§ Exercise objective
Across all the lines below, how many contain the string "JSON"? Please reply with the number only.

Dataset records:
<<<<

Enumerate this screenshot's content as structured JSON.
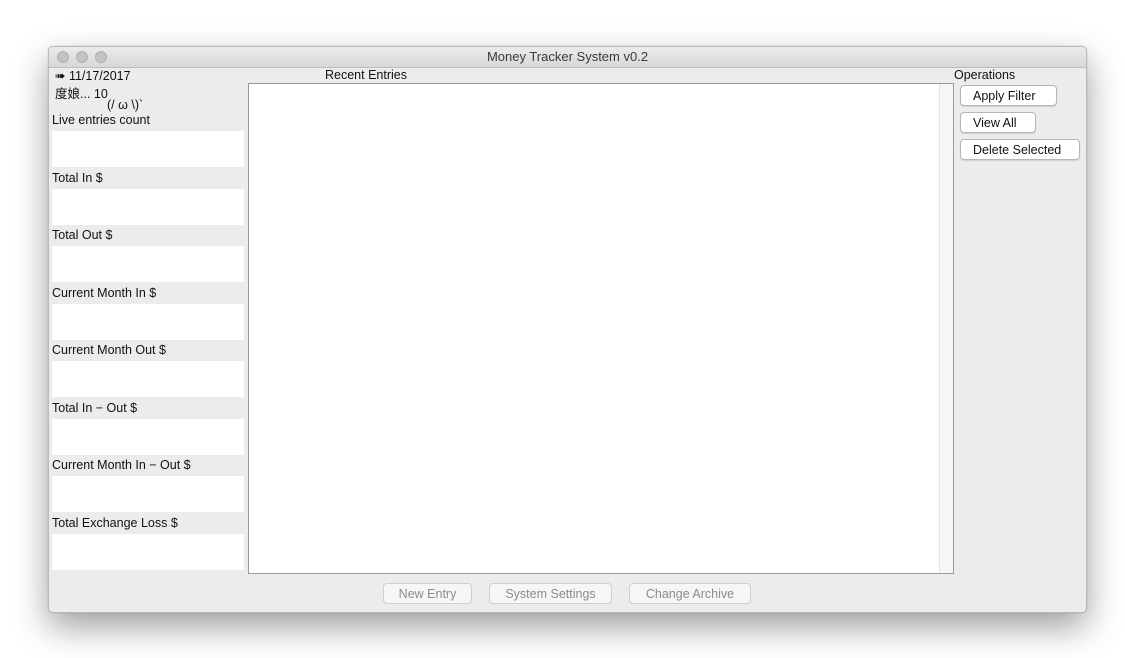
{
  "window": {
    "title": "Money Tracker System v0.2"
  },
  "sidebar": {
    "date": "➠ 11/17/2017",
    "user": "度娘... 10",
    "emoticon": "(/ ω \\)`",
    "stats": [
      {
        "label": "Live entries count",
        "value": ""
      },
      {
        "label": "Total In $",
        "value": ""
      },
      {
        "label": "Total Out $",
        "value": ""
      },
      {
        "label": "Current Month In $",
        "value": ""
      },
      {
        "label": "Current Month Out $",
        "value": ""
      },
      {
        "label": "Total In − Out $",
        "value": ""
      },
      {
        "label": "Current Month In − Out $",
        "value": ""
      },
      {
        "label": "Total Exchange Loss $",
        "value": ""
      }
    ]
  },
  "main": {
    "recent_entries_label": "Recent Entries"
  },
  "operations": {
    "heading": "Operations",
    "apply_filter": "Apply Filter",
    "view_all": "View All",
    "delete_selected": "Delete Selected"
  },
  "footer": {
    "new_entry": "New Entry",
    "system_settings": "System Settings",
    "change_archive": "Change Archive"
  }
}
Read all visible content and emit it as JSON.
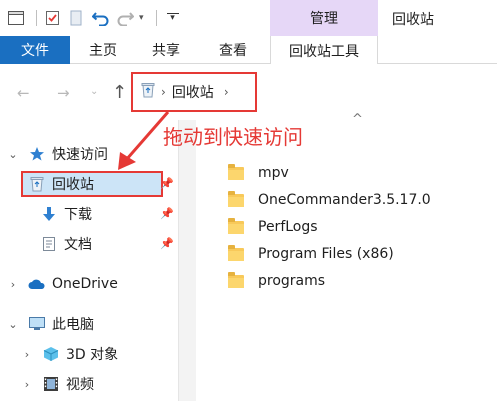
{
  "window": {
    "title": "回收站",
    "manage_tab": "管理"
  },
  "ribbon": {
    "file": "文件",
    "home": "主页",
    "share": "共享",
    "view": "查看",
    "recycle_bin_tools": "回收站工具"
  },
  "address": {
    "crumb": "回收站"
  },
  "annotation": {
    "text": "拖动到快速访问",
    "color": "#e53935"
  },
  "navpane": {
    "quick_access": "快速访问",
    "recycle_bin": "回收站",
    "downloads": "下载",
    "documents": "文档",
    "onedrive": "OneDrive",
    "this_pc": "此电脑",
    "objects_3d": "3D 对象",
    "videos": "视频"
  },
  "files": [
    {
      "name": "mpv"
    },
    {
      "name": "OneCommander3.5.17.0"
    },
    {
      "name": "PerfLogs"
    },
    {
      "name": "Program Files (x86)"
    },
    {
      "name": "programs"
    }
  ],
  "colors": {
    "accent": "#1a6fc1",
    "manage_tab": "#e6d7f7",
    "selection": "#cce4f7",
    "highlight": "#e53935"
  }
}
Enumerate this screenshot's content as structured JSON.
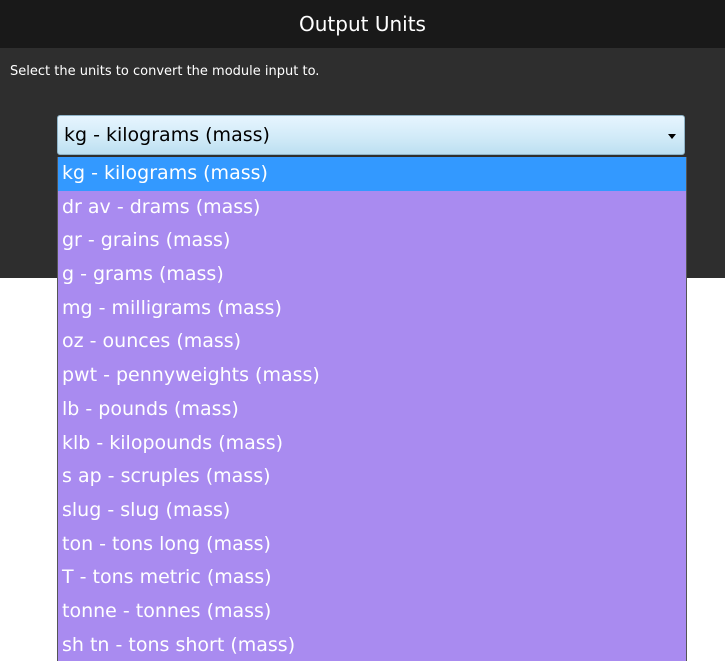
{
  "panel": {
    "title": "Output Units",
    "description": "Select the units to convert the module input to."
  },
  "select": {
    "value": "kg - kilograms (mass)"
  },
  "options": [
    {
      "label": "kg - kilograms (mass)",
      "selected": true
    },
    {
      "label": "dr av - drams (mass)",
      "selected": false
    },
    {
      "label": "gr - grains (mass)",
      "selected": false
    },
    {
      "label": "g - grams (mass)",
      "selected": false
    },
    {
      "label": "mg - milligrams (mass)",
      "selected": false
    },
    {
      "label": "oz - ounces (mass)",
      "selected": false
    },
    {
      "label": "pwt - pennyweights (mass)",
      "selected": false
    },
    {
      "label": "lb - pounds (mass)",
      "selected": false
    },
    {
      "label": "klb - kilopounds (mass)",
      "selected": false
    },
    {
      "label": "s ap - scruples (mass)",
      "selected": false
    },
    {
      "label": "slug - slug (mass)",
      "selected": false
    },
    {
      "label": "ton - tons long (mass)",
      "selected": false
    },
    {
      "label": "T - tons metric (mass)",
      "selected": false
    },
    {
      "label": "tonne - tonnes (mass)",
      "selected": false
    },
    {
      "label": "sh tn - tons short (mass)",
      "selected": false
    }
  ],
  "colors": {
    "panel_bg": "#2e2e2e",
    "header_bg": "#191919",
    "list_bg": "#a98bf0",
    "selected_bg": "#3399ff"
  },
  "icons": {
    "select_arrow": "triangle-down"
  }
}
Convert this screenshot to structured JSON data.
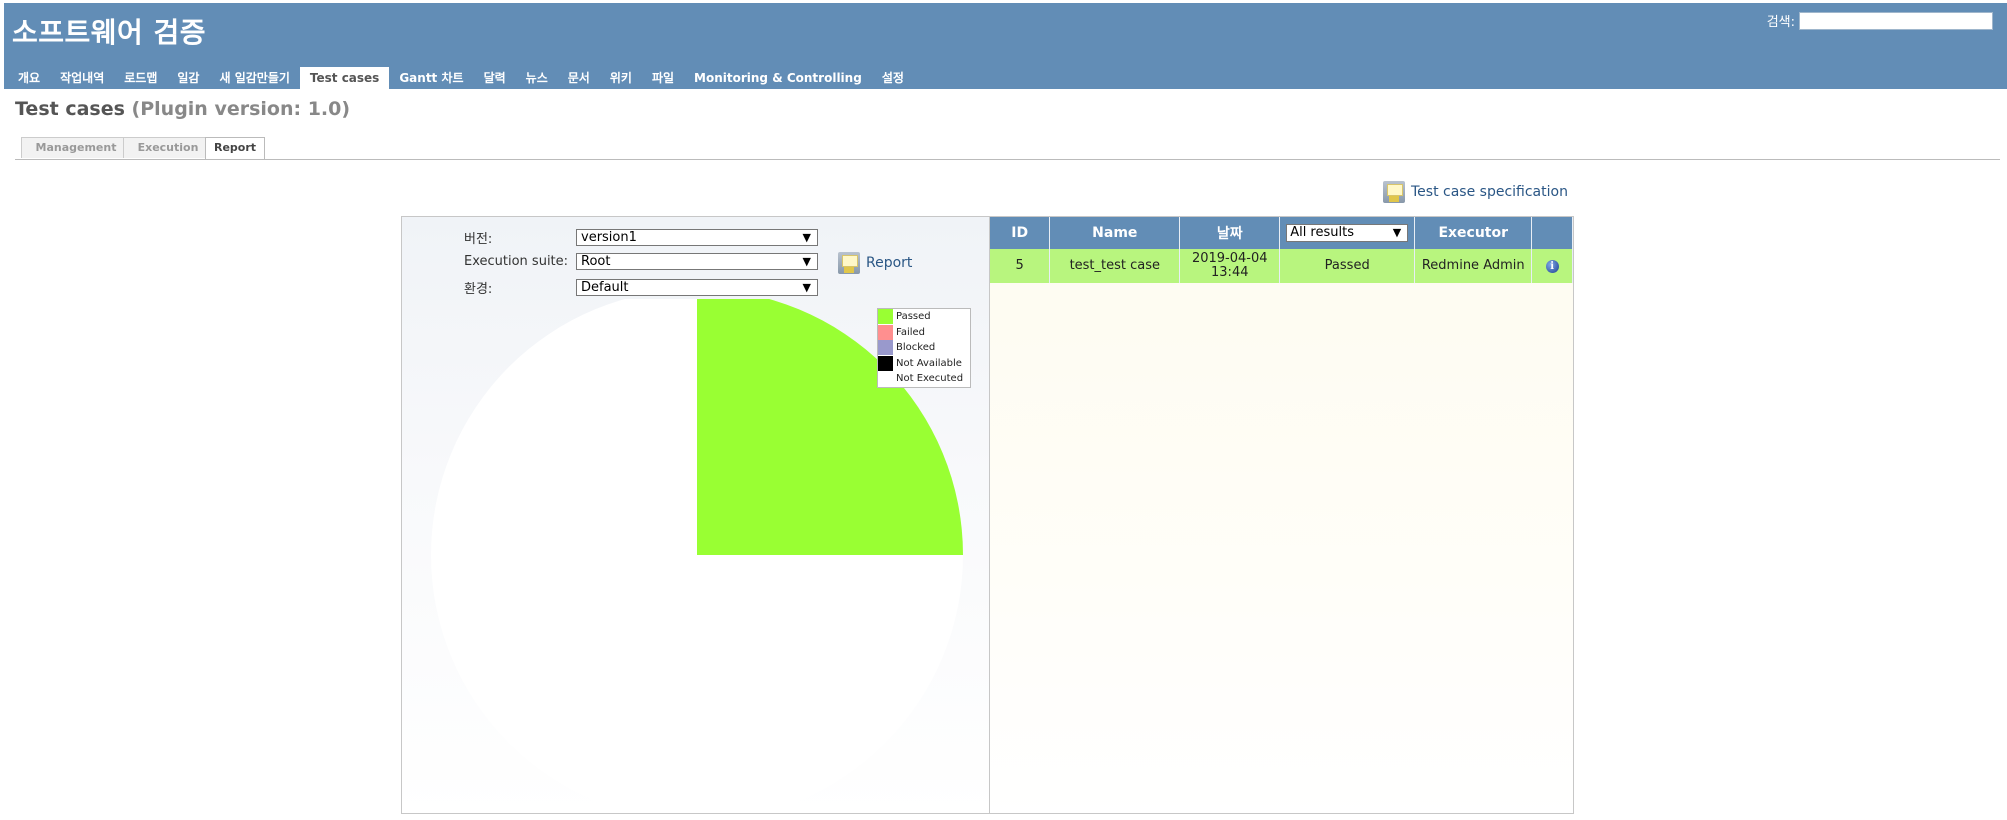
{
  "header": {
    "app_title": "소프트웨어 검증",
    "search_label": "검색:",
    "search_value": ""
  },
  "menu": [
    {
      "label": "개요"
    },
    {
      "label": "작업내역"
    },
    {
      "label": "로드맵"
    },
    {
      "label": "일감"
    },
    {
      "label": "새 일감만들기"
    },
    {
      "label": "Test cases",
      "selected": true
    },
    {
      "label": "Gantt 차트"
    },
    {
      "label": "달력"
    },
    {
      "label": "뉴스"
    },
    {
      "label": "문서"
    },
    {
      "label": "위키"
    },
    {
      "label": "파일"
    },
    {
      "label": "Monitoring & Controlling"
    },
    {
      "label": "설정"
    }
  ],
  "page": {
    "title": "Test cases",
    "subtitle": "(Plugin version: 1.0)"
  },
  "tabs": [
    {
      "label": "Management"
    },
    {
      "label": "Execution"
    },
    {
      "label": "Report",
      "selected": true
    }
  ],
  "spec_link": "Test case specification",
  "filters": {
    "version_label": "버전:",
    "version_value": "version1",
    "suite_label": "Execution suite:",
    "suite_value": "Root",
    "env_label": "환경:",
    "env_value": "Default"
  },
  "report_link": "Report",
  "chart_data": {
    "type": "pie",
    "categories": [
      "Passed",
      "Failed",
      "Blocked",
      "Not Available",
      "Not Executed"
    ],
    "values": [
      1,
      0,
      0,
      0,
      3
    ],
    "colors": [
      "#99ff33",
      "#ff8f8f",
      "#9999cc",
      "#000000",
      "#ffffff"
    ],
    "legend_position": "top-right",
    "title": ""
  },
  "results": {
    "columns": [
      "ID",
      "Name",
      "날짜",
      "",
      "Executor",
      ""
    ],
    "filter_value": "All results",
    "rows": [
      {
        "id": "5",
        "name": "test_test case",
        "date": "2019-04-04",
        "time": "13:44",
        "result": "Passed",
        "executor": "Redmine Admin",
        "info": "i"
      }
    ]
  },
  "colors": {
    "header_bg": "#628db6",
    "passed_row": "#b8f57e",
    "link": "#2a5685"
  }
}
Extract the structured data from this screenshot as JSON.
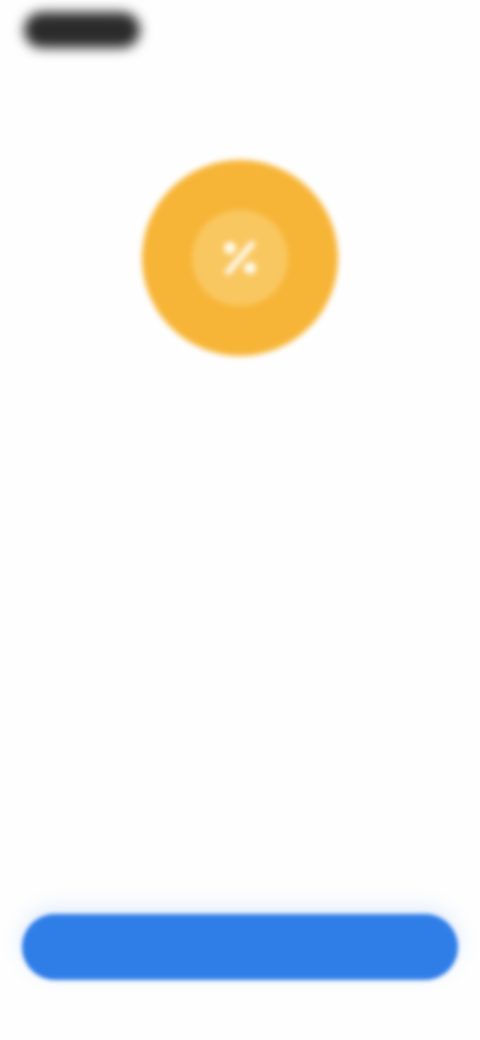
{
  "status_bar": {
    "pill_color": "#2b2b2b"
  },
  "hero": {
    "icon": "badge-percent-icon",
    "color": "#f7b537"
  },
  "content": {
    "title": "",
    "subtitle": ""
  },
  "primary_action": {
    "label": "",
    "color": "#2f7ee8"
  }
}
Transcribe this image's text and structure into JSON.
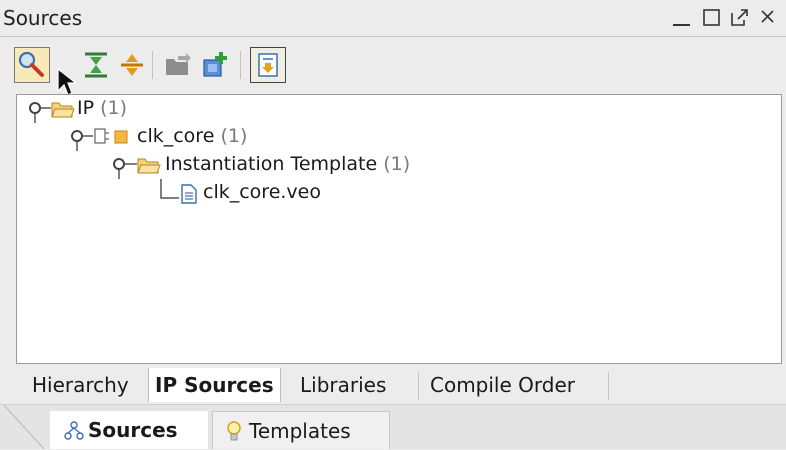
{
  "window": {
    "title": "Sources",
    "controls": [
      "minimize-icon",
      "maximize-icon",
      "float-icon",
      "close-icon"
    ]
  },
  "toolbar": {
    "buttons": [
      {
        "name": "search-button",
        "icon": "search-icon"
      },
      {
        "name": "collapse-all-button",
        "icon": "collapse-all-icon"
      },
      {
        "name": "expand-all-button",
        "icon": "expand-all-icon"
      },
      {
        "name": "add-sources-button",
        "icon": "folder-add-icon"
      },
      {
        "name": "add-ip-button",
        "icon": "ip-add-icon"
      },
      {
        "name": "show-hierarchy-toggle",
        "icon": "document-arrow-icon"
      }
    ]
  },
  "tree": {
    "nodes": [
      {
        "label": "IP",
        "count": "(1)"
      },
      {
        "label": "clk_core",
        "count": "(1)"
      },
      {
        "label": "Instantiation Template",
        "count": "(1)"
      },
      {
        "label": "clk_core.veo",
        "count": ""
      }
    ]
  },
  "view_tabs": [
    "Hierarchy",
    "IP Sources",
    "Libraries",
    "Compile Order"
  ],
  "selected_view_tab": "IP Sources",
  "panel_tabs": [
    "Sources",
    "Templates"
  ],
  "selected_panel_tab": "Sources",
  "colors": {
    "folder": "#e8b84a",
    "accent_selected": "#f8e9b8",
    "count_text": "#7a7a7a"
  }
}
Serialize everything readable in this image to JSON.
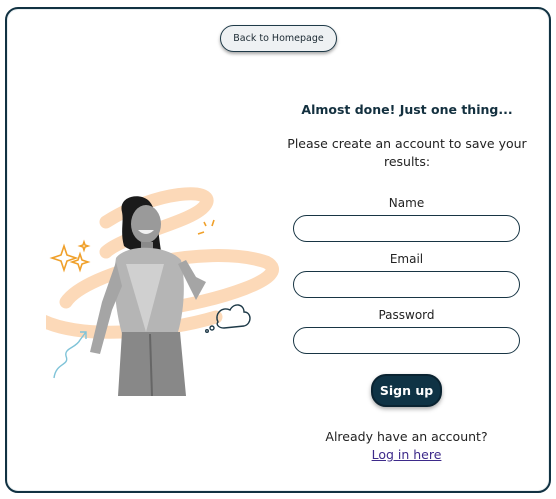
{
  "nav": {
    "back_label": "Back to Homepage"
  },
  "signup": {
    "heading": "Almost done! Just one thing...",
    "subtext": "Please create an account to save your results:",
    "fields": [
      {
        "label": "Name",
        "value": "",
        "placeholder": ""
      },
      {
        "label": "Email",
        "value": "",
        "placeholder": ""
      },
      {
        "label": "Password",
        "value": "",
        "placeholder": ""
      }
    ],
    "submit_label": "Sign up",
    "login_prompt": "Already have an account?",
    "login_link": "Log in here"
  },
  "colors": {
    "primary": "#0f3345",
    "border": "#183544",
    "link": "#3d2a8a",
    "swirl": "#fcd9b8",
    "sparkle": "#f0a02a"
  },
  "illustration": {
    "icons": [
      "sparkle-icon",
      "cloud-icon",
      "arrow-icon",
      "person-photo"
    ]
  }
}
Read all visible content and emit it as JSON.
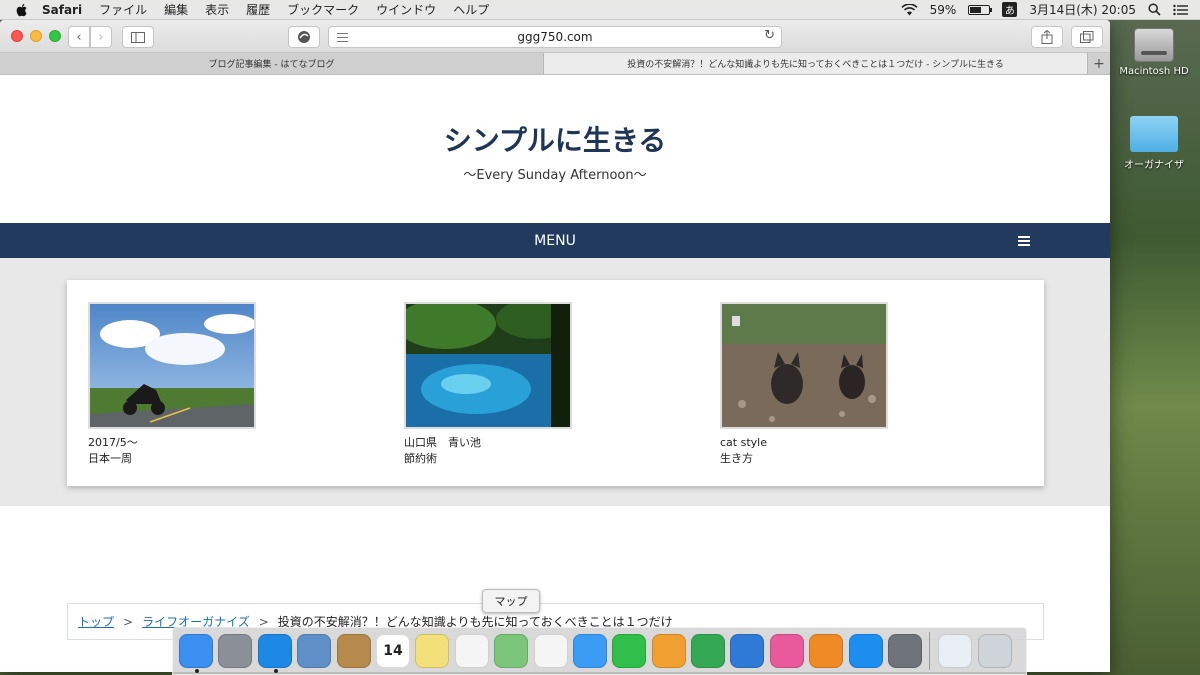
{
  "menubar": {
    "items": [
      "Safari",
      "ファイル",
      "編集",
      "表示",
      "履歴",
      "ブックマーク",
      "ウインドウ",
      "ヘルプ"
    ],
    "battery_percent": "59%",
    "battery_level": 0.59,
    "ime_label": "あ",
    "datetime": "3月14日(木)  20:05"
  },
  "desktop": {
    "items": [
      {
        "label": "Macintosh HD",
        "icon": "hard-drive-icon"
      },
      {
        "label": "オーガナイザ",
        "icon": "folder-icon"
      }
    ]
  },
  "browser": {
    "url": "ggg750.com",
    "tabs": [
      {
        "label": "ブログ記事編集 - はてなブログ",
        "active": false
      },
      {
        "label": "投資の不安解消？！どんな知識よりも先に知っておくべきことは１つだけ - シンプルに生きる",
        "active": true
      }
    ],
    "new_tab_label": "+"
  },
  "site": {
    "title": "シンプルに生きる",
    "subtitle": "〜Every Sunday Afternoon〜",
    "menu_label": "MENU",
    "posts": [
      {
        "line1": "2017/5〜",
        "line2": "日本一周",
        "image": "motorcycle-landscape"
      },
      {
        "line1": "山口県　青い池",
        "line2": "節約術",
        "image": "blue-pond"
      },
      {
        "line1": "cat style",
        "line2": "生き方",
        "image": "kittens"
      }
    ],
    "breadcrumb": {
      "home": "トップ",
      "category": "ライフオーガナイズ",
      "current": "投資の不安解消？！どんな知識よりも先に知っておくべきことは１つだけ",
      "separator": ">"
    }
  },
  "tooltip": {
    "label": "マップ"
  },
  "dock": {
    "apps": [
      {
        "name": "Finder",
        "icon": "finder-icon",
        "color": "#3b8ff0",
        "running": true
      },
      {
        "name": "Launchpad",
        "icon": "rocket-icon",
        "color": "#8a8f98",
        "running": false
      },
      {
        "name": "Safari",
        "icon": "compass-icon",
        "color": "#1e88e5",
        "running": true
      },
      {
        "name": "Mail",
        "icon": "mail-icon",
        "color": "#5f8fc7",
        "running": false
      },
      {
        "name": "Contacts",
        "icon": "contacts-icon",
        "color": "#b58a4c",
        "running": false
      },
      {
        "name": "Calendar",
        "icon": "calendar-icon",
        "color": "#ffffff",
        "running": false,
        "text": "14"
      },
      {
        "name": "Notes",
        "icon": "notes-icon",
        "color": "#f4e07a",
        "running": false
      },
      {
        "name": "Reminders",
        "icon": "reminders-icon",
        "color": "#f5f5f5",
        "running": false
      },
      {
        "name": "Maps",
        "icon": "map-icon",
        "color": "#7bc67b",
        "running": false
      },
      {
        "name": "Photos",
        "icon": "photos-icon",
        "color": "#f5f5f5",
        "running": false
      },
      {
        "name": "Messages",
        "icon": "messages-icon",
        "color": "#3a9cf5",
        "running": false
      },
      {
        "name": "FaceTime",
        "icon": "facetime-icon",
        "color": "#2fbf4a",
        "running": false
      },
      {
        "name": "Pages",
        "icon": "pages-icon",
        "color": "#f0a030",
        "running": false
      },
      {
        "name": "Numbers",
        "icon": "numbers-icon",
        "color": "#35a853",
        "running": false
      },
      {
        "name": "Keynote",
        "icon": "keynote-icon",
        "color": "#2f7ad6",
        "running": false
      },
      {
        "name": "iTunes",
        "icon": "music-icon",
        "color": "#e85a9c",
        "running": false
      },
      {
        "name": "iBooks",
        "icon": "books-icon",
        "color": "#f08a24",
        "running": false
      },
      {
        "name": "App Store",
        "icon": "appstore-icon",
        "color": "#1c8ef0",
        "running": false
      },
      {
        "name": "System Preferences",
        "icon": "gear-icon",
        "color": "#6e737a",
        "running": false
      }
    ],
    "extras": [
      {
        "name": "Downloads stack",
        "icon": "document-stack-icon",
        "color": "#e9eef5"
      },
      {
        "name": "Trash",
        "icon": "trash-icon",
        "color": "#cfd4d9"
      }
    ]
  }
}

>>>>

§ Result for this exercise
8